DATA SUPPLIED:

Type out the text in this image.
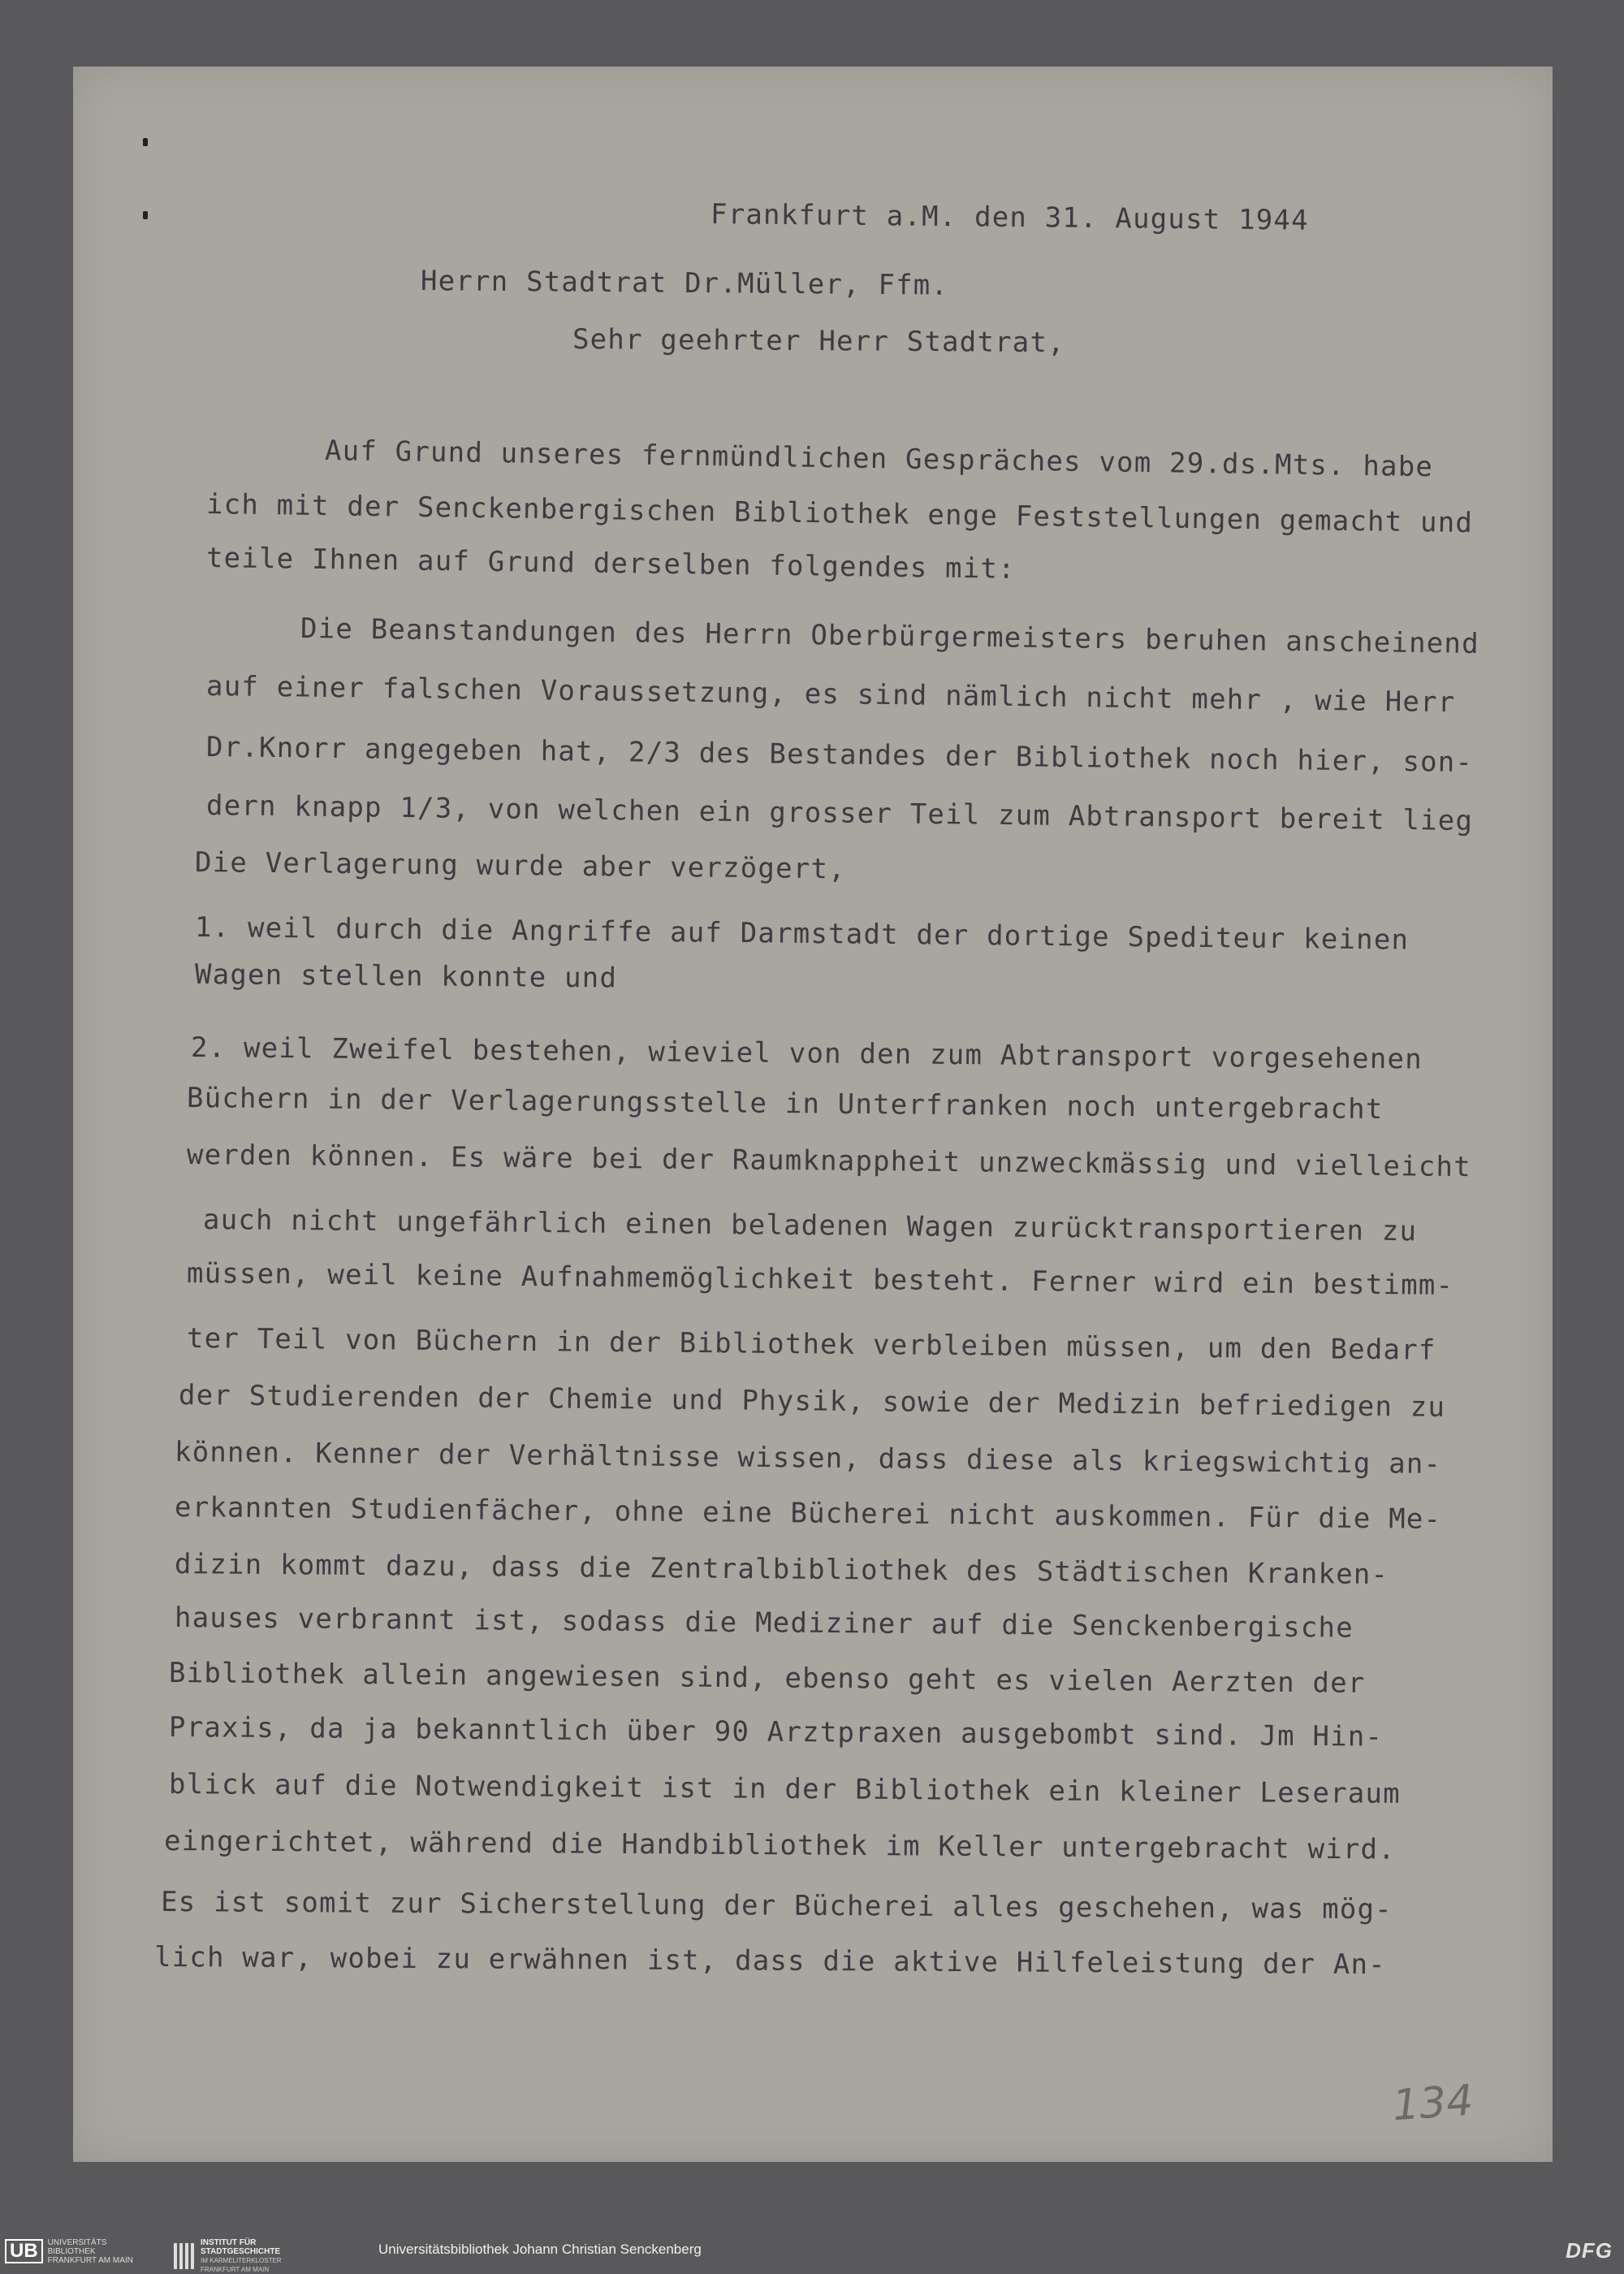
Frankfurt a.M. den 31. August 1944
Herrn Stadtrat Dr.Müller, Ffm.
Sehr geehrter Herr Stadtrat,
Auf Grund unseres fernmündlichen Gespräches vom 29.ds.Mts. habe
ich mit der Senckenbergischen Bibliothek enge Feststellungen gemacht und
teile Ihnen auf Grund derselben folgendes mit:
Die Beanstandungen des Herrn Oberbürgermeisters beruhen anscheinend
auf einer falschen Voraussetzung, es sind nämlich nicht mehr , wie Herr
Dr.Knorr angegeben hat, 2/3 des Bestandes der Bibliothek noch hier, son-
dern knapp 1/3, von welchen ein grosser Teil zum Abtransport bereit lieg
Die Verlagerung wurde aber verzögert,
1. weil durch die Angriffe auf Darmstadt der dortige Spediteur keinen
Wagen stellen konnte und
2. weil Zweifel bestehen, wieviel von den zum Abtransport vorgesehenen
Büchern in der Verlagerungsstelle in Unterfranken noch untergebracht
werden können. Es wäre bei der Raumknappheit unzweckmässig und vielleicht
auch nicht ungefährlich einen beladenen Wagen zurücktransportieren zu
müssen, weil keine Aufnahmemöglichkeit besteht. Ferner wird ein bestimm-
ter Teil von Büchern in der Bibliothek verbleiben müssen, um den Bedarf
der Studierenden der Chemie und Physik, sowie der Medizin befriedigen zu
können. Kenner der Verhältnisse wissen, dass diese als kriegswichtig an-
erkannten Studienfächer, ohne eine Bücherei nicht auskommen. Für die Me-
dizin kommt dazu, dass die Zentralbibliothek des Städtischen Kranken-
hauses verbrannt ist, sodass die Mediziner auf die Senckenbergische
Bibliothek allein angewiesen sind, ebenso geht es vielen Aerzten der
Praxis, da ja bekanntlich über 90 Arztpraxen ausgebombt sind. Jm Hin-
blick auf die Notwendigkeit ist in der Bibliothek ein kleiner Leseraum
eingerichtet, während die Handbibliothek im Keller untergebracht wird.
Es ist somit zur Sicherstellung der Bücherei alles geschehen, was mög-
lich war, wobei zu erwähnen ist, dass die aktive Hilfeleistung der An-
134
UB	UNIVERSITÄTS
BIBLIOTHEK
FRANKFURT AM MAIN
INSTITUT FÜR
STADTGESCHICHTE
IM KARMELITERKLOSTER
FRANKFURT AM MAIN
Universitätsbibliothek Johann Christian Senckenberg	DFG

==

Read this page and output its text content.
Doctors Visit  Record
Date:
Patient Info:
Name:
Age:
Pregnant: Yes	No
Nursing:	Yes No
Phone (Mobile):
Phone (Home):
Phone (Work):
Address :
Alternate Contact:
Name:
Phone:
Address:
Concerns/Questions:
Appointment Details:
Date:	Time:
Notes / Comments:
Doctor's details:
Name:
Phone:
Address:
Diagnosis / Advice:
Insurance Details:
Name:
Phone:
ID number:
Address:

STATED TASK: Write out every line of the preceding listing that contains "müssen".

SOLUTION:
müssen, weil keine Aufnahmemöglichkeit besteht. Ferner wird ein bestimm-
ter Teil von Büchern in der Bibliothek verbleiben müssen, um den Bedarf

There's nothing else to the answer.